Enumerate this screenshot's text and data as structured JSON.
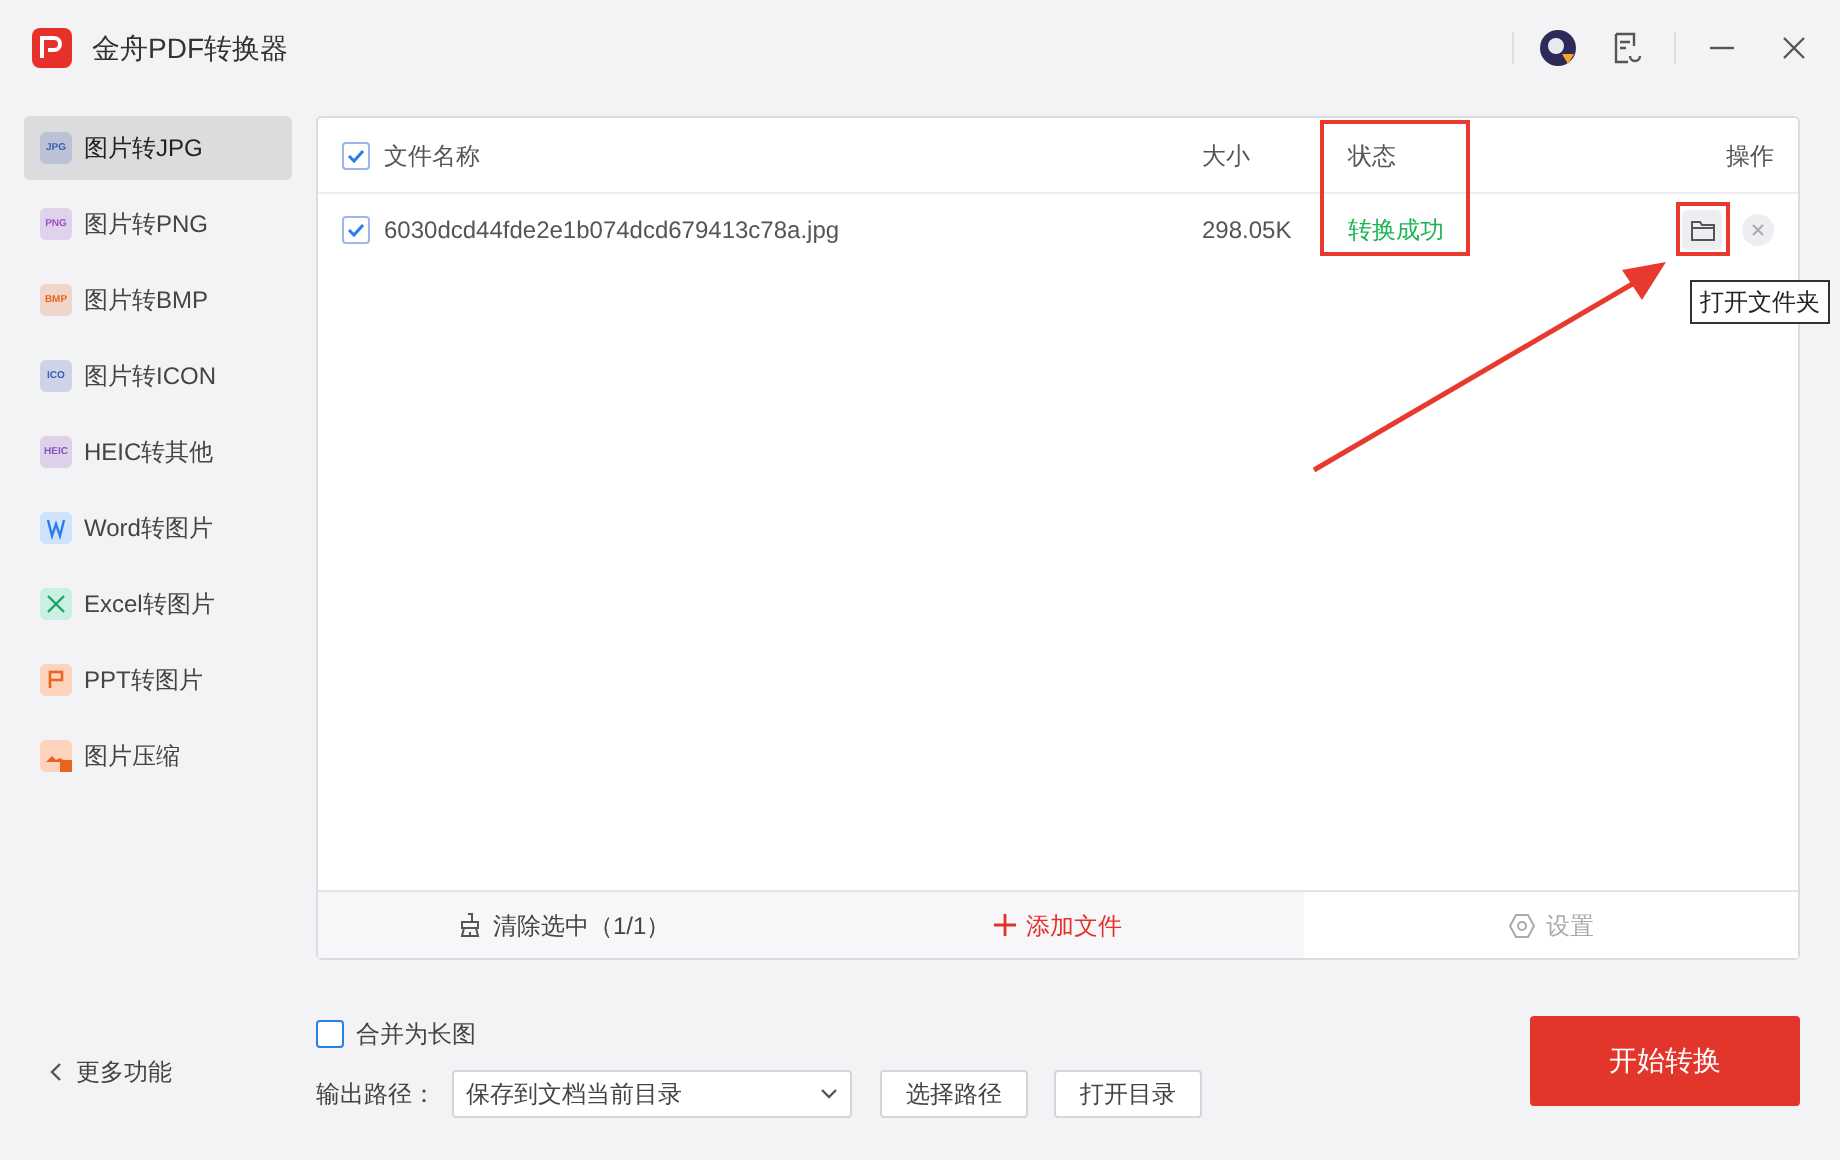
{
  "window": {
    "title": "金舟PDF转换器"
  },
  "sidebar": {
    "items": [
      {
        "label": "图片转JPG",
        "icon_text": "JPG",
        "color": "#3b5bb5",
        "selected": true
      },
      {
        "label": "图片转PNG",
        "icon_text": "PNG",
        "color": "#9b4fc8",
        "selected": false
      },
      {
        "label": "图片转BMP",
        "icon_text": "BMP",
        "color": "#e8641c",
        "selected": false
      },
      {
        "label": "图片转ICON",
        "icon_text": "ICO",
        "color": "#3b5bb5",
        "selected": false
      },
      {
        "label": "HEIC转其他",
        "icon_text": "HEIC",
        "color": "#8a4fc0",
        "selected": false
      },
      {
        "label": "Word转图片",
        "kind": "word",
        "color": "#2b7de9",
        "selected": false
      },
      {
        "label": "Excel转图片",
        "kind": "excel",
        "color": "#1aa36b",
        "selected": false
      },
      {
        "label": "PPT转图片",
        "kind": "ppt",
        "color": "#e8641c",
        "selected": false
      },
      {
        "label": "图片压缩",
        "kind": "compress",
        "color": "#e8641c",
        "selected": false
      }
    ],
    "more": "更多功能"
  },
  "table": {
    "select_all": true,
    "columns": [
      "文件名称",
      "大小",
      "状态",
      "操作"
    ],
    "rows": [
      {
        "checked": true,
        "name": "6030dcd44fde2e1b074dcd679413c78a.jpg",
        "size": "298.05K",
        "status": "转换成功"
      }
    ],
    "tooltip": "打开文件夹"
  },
  "toolbar": {
    "clear": "清除选中（1/1）",
    "add": "添加文件",
    "settings": "设置",
    "settings_disabled": true
  },
  "options": {
    "merge_label": "合并为长图",
    "merge_checked": false,
    "output_label": "输出路径：",
    "output_value": "保存到文档当前目录",
    "choose": "选择路径",
    "open": "打开目录"
  },
  "start": "开始转换"
}
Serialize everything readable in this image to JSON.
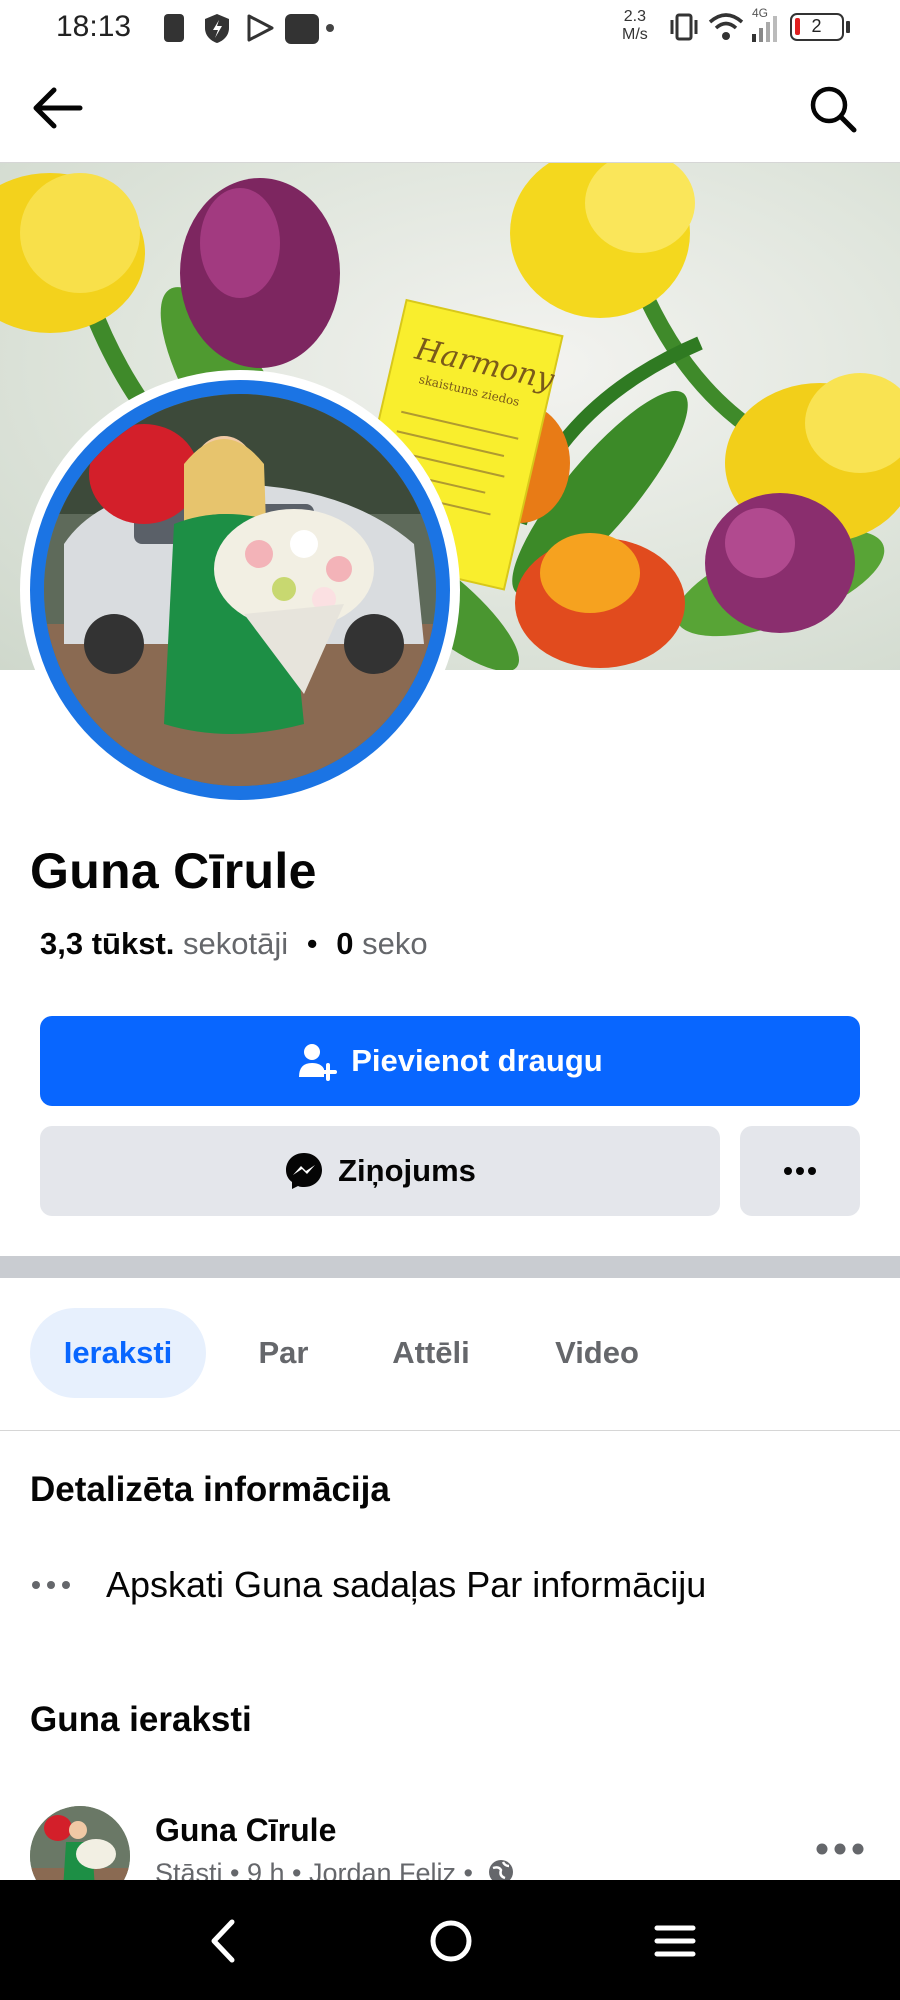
{
  "status_bar": {
    "time": "18:13",
    "speed_value": "2.3",
    "speed_unit": "M/s",
    "network": "4G",
    "battery": "2"
  },
  "profile": {
    "name": "Guna Cīrule",
    "followers_count": "3,3 tūkst.",
    "followers_label": "sekotāji",
    "separator": "•",
    "following_count": "0",
    "following_label": "seko"
  },
  "actions": {
    "add_friend": "Pievienot draugu",
    "message": "Ziņojums",
    "more": "···"
  },
  "tabs": [
    {
      "label": "Ieraksti",
      "active": true
    },
    {
      "label": "Par",
      "active": false
    },
    {
      "label": "Attēli",
      "active": false
    },
    {
      "label": "Video",
      "active": false
    }
  ],
  "details": {
    "title": "Detalizēta informācija",
    "item_text": "Apskati Guna sadaļas Par informāciju"
  },
  "posts": {
    "title": "Guna ieraksti",
    "first_post": {
      "author": "Guna Cīrule",
      "meta": "Stāsti • 9 h • Jordan Feliz •"
    }
  },
  "cover_card": {
    "brand": "Harmony",
    "subtitle": "skaistums ziedos"
  },
  "colors": {
    "accent": "#0866ff",
    "ring": "#1b74e4",
    "secondary_button": "#e4e6eb",
    "active_tab_bg": "#e7f0fd"
  },
  "icons": {
    "back": "arrow-left-icon",
    "search": "search-icon",
    "add_friend": "add-person-icon",
    "messenger": "messenger-icon",
    "more": "more-horizontal-icon",
    "globe": "globe-icon"
  }
}
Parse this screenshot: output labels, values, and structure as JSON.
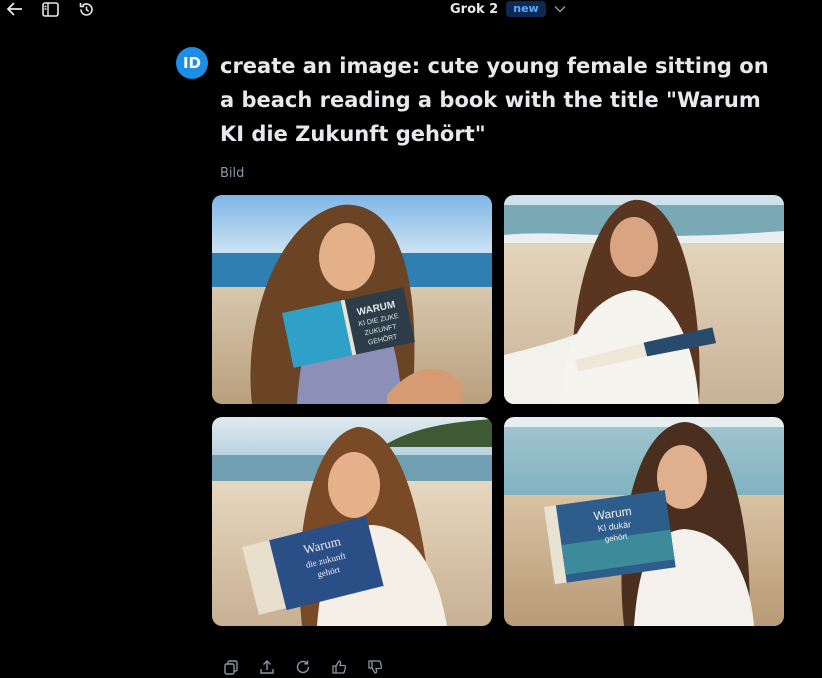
{
  "header": {
    "model_name": "Grok 2",
    "model_badge": "new",
    "icons": [
      "back-arrow-icon",
      "sidebar-toggle-icon",
      "history-icon",
      "chevron-down-icon"
    ]
  },
  "message": {
    "avatar_initials": "ID",
    "prompt": "create an image: cute young female sitting on a beach reading a book with the title \"Warum KI die Zukunft gehört\""
  },
  "result": {
    "type_label": "Bild",
    "images": [
      {
        "book_text": [
          "WARUM",
          "KI DIE ZUKE",
          "ZUKUNFT",
          "GEHÖRT"
        ]
      },
      {
        "book_text": []
      },
      {
        "book_text": [
          "Warum",
          "die zukunft",
          "gehört"
        ]
      },
      {
        "book_text": [
          "Warum",
          "KI dukär",
          "gehört"
        ]
      }
    ]
  },
  "actions": {
    "icons": [
      "copy-icon",
      "share-icon",
      "regenerate-icon",
      "thumbs-up-icon",
      "thumbs-down-icon"
    ]
  },
  "colors": {
    "background": "#000000",
    "avatar": "#1d8ee6",
    "badge_bg": "#0d2a52",
    "badge_text": "#5aa9ff",
    "muted": "#8b98a5"
  }
}
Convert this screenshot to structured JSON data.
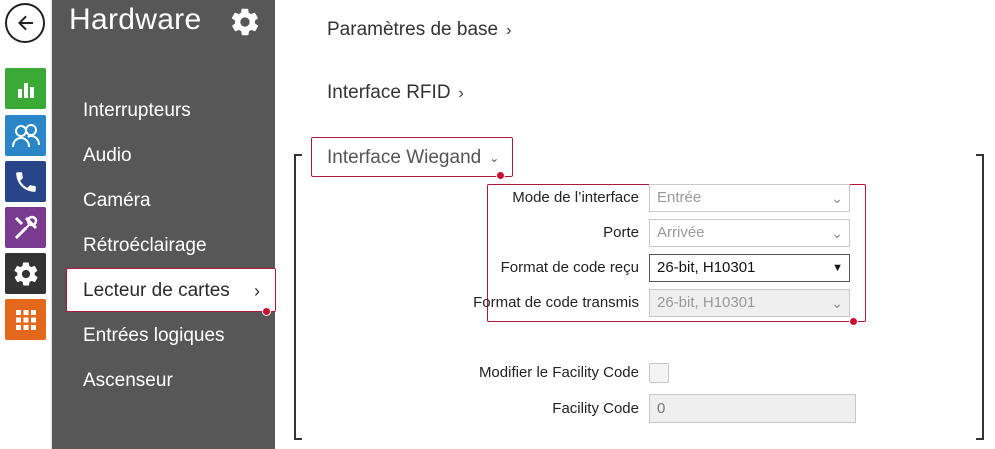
{
  "sidebar": {
    "title": "Hardware",
    "items": [
      {
        "label": "Interrupteurs"
      },
      {
        "label": "Audio"
      },
      {
        "label": "Caméra"
      },
      {
        "label": "Rétroéclairage"
      },
      {
        "label": "Lecteur de cartes",
        "active": true
      },
      {
        "label": "Entrées logiques"
      },
      {
        "label": "Ascenseur"
      }
    ]
  },
  "rail": {
    "icons": [
      "back-arrow-icon",
      "stats-icon",
      "users-icon",
      "phone-icon",
      "tools-icon",
      "gear-icon",
      "grid-icon"
    ]
  },
  "main": {
    "sections": [
      {
        "label": "Paramètres de base"
      },
      {
        "label": "Interface RFID"
      },
      {
        "label": "Interface Wiegand",
        "expanded": true
      }
    ],
    "fields": {
      "interface_mode": {
        "label": "Mode de l’interface",
        "value": "Entrée"
      },
      "door": {
        "label": "Porte",
        "value": "Arrivée"
      },
      "received_format": {
        "label": "Format de code reçu",
        "value": "26-bit, H10301"
      },
      "transmitted_format": {
        "label": "Format de code transmis",
        "value": "26-bit, H10301"
      },
      "modify_facility": {
        "label": "Modifier le Facility Code",
        "checked": false
      },
      "facility_code": {
        "label": "Facility Code",
        "value": "0"
      }
    }
  },
  "colors": {
    "sidebar_bg": "#575757",
    "highlight": "#b3173a",
    "stats": "#3aa935",
    "users": "#2b86c8",
    "phone": "#29458a",
    "tools": "#7a3a8f",
    "gear": "#333333",
    "grid": "#e4681c"
  }
}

....

**DIRECTIVE**
All of the data needs repeating exactly, but the pictures do not.

**EXERCISE OUTPUT**
Enumerate this screenshot's text and data as structured JSON.
{
  "window": {
    "title": "金舟PDF转换器"
  },
  "sidebar": {
    "items": [
      {
        "label": "图片转JPG",
        "icon_text": "JPG",
        "color": "#3b5bb5",
        "selected": true
      },
      {
        "label": "图片转PNG",
        "icon_text": "PNG",
        "color": "#9b4fc8",
        "selected": false
      },
      {
        "label": "图片转BMP",
        "icon_text": "BMP",
        "color": "#e8641c",
        "selected": false
      },
      {
        "label": "图片转ICON",
        "icon_text": "ICO",
        "color": "#3b5bb5",
        "selected": false
      },
      {
        "label": "HEIC转其他",
        "icon_text": "HEIC",
        "color": "#8a4fc0",
        "selected": false
      },
      {
        "label": "Word转图片",
        "kind": "word",
        "color": "#2b7de9",
        "selected": false
      },
      {
        "label": "Excel转图片",
        "kind": "excel",
        "color": "#1aa36b",
        "selected": false
      },
      {
        "label": "PPT转图片",
        "kind": "ppt",
        "color": "#e8641c",
        "selected": false
      },
      {
        "label": "图片压缩",
        "kind": "compress",
        "color": "#e8641c",
        "selected": false
      }
    ],
    "more": "更多功能"
  },
  "table": {
    "select_all": true,
    "columns": [
      "文件名称",
      "大小",
      "状态",
      "操作"
    ],
    "rows": [
      {
        "checked": true,
        "name": "6030dcd44fde2e1b074dcd679413c78a.jpg",
        "size": "298.05K",
        "status": "转换成功"
      }
    ],
    "tooltip": "打开文件夹"
  },
  "toolbar": {
    "clear": "清除选中（1/1）",
    "add": "添加文件",
    "settings": "设置",
    "settings_disabled": true
  },
  "options": {
    "merge_label": "合并为长图",
    "merge_checked": false,
    "output_label": "输出路径：",
    "output_value": "保存到文档当前目录",
    "choose": "选择路径",
    "open": "打开目录"
  },
  "start": "开始转换"
}
Serialize everything readable in this image to JSON.
{
  "status_bar": {
    "time": "18:13",
    "speed_value": "2.3",
    "speed_unit": "M/s",
    "network": "4G",
    "battery": "2"
  },
  "profile": {
    "name": "Guna Cīrule",
    "followers_count": "3,3 tūkst.",
    "followers_label": "sekotāji",
    "separator": "•",
    "following_count": "0",
    "following_label": "seko"
  },
  "actions": {
    "add_friend": "Pievienot draugu",
    "message": "Ziņojums",
    "more": "···"
  },
  "tabs": [
    {
      "label": "Ieraksti",
      "active": true
    },
    {
      "label": "Par",
      "active": false
    },
    {
      "label": "Attēli",
      "active": false
    },
    {
      "label": "Video",
      "active": false
    }
  ],
  "details": {
    "title": "Detalizēta informācija",
    "item_text": "Apskati Guna sadaļas Par informāciju"
  },
  "posts": {
    "title": "Guna ieraksti",
    "first_post": {
      "author": "Guna Cīrule",
      "meta": "Stāsti • 9 h • Jordan Feliz •"
    }
  },
  "cover_card": {
    "brand": "Harmony",
    "subtitle": "skaistums ziedos"
  },
  "colors": {
    "accent": "#0866ff",
    "ring": "#1b74e4",
    "secondary_button": "#e4e6eb",
    "active_tab_bg": "#e7f0fd"
  },
  "icons": {
    "back": "arrow-left-icon",
    "search": "search-icon",
    "add_friend": "add-person-icon",
    "messenger": "messenger-icon",
    "more": "more-horizontal-icon",
    "globe": "globe-icon"
  }
}
Parse this screenshot: output labels, values, and structure as JSON.
{
  "header": {
    "model_name": "Grok 2",
    "model_badge": "new",
    "icons": [
      "back-arrow-icon",
      "sidebar-toggle-icon",
      "history-icon",
      "chevron-down-icon"
    ]
  },
  "message": {
    "avatar_initials": "ID",
    "prompt": "create an image: cute young female sitting on a beach reading a book with the title \"Warum KI die Zukunft gehört\""
  },
  "result": {
    "type_label": "Bild",
    "images": [
      {
        "book_text": [
          "WARUM",
          "KI DIE ZUKE",
          "ZUKUNFT",
          "GEHÖRT"
        ]
      },
      {
        "book_text": []
      },
      {
        "book_text": [
          "Warum",
          "die zukunft",
          "gehört"
        ]
      },
      {
        "book_text": [
          "Warum",
          "KI dukär",
          "gehört"
        ]
      }
    ]
  },
  "actions": {
    "icons": [
      "copy-icon",
      "share-icon",
      "regenerate-icon",
      "thumbs-up-icon",
      "thumbs-down-icon"
    ]
  },
  "colors": {
    "background": "#000000",
    "avatar": "#1d8ee6",
    "badge_bg": "#0d2a52",
    "badge_text": "#5aa9ff",
    "muted": "#8b98a5"
  }
}
Convert this screenshot to structured JSON data.
{
  "sidebar": {
    "title": "Hardware",
    "items": [
      {
        "label": "Interrupteurs"
      },
      {
        "label": "Audio"
      },
      {
        "label": "Caméra"
      },
      {
        "label": "Rétroéclairage"
      },
      {
        "label": "Lecteur de cartes",
        "active": true
      },
      {
        "label": "Entrées logiques"
      },
      {
        "label": "Ascenseur"
      }
    ]
  },
  "rail": {
    "icons": [
      "back-arrow-icon",
      "stats-icon",
      "users-icon",
      "phone-icon",
      "tools-icon",
      "gear-icon",
      "grid-icon"
    ]
  },
  "main": {
    "sections": [
      {
        "label": "Paramètres de base"
      },
      {
        "label": "Interface RFID"
      },
      {
        "label": "Interface Wiegand",
        "expanded": true
      }
    ],
    "fields": {
      "interface_mode": {
        "label": "Mode de l’interface",
        "value": "Entrée"
      },
      "door": {
        "label": "Porte",
        "value": "Arrivée"
      },
      "received_format": {
        "label": "Format de code reçu",
        "value": "26-bit, H10301"
      },
      "transmitted_format": {
        "label": "Format de code transmis",
        "value": "26-bit, H10301"
      },
      "modify_facility": {
        "label": "Modifier le Facility Code",
        "checked": false
      },
      "facility_code": {
        "label": "Facility Code",
        "value": "0"
      }
    }
  },
  "colors": {
    "sidebar_bg": "#575757",
    "highlight": "#b3173a",
    "stats": "#3aa935",
    "users": "#2b86c8",
    "phone": "#29458a",
    "tools": "#7a3a8f",
    "gear": "#333333",
    "grid": "#e4681c"
  }
}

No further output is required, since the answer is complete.